GOAL - For the records that follow, return only the count of lines containing the string "Новости".

RAW RECORDS -

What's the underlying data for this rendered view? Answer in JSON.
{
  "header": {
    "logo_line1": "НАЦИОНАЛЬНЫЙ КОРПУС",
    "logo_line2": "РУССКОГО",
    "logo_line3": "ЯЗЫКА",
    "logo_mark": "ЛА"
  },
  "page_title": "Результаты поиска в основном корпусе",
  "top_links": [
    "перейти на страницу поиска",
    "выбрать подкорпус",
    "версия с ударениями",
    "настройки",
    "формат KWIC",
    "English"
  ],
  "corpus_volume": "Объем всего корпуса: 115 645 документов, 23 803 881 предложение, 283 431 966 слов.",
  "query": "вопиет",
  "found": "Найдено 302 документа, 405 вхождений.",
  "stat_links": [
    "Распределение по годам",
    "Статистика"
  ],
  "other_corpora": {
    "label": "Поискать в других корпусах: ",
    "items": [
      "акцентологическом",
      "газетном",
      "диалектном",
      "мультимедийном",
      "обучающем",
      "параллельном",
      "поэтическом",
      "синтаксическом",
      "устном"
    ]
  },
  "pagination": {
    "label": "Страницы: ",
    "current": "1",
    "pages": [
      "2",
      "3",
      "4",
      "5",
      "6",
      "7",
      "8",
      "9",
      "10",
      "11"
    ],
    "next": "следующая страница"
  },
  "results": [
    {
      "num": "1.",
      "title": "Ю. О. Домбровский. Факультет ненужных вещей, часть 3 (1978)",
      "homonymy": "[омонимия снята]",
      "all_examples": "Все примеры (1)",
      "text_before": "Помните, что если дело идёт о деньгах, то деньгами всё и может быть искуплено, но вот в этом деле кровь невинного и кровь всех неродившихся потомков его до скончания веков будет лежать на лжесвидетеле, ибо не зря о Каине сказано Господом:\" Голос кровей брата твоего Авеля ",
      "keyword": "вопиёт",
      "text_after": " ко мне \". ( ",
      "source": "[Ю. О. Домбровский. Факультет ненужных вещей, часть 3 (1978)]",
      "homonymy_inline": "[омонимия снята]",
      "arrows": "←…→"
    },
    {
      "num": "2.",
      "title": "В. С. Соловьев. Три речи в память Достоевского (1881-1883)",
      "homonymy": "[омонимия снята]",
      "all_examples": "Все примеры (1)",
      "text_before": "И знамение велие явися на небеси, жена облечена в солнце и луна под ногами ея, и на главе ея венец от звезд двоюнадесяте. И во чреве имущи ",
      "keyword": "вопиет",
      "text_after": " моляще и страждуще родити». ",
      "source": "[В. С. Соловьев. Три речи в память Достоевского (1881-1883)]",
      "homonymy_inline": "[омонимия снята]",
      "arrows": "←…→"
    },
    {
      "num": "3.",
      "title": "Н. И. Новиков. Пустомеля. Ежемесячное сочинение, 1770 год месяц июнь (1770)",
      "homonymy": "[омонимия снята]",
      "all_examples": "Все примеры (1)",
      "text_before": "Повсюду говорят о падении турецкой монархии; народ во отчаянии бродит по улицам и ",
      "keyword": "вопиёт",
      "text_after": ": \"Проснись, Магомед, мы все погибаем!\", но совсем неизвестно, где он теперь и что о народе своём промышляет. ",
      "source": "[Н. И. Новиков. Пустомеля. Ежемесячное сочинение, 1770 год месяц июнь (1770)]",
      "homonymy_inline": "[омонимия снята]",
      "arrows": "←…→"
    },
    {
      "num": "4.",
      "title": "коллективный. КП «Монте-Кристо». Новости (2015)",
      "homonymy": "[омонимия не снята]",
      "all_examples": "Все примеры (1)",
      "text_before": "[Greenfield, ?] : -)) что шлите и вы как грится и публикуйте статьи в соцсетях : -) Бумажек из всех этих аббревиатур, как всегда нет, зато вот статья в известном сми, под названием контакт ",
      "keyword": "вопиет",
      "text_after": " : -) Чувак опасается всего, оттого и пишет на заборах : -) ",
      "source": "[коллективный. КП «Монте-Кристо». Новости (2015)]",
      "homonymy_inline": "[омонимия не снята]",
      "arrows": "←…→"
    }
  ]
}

RESPONSE FOR THIS EXERCISE - 2